> DIRECTIVE
Note how many lines include the word "others", and give that number by itself.

> PROVIDED INFORMATION
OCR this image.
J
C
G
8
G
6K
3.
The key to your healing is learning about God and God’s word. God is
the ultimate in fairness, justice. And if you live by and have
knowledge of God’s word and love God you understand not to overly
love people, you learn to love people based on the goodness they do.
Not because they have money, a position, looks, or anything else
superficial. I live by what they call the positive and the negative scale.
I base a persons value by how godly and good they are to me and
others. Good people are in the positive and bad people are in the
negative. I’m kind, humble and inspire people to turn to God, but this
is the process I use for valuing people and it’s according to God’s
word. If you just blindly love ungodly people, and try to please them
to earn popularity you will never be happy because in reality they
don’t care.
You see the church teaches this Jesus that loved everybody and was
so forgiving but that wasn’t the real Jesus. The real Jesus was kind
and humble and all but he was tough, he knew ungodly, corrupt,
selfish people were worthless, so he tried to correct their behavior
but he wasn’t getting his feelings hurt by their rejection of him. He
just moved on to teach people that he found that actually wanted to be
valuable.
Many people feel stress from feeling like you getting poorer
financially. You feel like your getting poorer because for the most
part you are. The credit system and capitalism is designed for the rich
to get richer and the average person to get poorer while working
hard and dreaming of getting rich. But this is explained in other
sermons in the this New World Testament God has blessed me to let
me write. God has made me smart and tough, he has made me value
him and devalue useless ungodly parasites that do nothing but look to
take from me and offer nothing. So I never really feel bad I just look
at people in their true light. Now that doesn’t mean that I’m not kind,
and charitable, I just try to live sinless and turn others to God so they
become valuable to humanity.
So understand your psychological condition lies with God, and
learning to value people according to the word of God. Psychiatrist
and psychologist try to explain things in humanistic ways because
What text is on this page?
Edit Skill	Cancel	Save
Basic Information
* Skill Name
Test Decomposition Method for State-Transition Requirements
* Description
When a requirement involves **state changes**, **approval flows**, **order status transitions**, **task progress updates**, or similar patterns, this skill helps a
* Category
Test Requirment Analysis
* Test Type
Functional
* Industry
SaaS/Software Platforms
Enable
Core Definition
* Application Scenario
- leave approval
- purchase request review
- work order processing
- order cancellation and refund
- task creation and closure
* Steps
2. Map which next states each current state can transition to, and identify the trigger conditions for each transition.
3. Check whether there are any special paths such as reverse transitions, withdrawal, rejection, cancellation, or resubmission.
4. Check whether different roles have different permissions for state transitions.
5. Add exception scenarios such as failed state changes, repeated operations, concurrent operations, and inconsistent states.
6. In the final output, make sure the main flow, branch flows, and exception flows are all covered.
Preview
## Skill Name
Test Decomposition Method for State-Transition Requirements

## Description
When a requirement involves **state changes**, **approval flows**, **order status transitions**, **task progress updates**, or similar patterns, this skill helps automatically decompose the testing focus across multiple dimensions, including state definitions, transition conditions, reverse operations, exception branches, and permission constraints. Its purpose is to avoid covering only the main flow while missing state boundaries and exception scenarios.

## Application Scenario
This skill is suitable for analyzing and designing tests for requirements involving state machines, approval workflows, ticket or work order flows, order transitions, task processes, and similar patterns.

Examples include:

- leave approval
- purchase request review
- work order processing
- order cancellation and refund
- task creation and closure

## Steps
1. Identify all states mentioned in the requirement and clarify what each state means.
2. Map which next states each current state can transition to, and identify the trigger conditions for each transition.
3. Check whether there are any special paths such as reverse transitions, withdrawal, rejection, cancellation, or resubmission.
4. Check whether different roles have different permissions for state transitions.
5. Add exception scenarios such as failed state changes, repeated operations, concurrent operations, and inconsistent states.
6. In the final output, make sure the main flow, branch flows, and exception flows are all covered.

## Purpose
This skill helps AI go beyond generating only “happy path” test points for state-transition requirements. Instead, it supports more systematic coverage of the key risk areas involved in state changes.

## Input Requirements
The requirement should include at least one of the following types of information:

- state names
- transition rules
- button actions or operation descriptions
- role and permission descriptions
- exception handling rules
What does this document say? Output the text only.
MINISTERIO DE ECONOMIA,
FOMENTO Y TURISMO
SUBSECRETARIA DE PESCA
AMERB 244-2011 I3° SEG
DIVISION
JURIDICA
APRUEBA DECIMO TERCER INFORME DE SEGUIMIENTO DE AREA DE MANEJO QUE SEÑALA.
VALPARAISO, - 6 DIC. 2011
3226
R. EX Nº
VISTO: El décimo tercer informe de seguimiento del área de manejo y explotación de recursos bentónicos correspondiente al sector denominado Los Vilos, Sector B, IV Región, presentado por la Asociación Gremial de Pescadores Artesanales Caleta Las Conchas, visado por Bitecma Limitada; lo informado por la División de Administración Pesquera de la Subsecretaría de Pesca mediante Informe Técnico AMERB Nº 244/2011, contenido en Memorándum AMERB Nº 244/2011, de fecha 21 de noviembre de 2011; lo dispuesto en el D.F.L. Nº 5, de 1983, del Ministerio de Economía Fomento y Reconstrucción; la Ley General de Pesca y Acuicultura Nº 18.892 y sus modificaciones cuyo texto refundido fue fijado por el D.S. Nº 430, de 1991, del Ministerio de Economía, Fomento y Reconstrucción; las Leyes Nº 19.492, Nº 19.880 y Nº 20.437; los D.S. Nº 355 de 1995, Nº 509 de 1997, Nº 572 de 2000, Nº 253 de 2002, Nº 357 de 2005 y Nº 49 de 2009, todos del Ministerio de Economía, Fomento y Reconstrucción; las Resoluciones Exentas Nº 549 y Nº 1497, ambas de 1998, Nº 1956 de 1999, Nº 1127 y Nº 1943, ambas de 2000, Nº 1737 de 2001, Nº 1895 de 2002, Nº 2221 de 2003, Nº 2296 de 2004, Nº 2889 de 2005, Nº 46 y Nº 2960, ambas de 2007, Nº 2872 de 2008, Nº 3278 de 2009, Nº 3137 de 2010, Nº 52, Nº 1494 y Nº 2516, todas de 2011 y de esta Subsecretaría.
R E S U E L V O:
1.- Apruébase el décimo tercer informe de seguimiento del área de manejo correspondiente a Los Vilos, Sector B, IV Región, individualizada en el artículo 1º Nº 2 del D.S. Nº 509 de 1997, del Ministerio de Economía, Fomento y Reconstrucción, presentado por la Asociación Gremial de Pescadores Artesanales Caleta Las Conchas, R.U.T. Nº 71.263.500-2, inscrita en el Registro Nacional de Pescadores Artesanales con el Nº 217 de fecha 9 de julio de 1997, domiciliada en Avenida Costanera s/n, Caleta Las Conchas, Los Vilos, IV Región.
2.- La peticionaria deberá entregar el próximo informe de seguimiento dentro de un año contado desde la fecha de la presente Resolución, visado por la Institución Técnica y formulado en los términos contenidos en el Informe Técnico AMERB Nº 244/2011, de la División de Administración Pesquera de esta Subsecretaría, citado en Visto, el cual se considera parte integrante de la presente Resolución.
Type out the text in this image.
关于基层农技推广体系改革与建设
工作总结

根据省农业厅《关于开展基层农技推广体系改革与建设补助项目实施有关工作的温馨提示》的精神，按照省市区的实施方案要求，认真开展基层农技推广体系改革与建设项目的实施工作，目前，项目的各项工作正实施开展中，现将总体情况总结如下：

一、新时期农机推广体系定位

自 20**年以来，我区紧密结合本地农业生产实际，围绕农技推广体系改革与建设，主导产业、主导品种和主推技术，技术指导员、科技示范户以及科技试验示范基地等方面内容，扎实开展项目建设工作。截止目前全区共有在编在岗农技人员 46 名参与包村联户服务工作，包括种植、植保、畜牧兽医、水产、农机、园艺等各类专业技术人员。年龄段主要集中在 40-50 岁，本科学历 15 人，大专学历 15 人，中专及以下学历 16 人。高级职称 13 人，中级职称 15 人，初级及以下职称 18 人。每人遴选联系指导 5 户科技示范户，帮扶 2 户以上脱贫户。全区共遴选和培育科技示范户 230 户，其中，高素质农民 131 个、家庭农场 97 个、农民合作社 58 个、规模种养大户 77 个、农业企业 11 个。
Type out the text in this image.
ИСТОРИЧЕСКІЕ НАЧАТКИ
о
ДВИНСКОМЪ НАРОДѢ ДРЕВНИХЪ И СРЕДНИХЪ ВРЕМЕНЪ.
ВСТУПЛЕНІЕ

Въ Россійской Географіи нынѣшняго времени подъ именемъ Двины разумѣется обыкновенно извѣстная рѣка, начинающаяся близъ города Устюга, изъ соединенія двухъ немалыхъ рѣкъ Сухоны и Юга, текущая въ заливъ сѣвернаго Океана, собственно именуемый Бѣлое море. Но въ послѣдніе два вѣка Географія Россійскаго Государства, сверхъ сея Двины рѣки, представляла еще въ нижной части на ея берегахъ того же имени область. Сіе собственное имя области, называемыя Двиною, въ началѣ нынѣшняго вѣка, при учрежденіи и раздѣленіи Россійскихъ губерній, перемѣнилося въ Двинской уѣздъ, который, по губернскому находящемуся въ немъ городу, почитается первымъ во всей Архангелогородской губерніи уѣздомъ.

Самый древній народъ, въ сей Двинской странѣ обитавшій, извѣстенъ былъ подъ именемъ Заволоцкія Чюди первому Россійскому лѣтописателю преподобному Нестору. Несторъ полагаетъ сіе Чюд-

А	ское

> TASK OUTPUT
2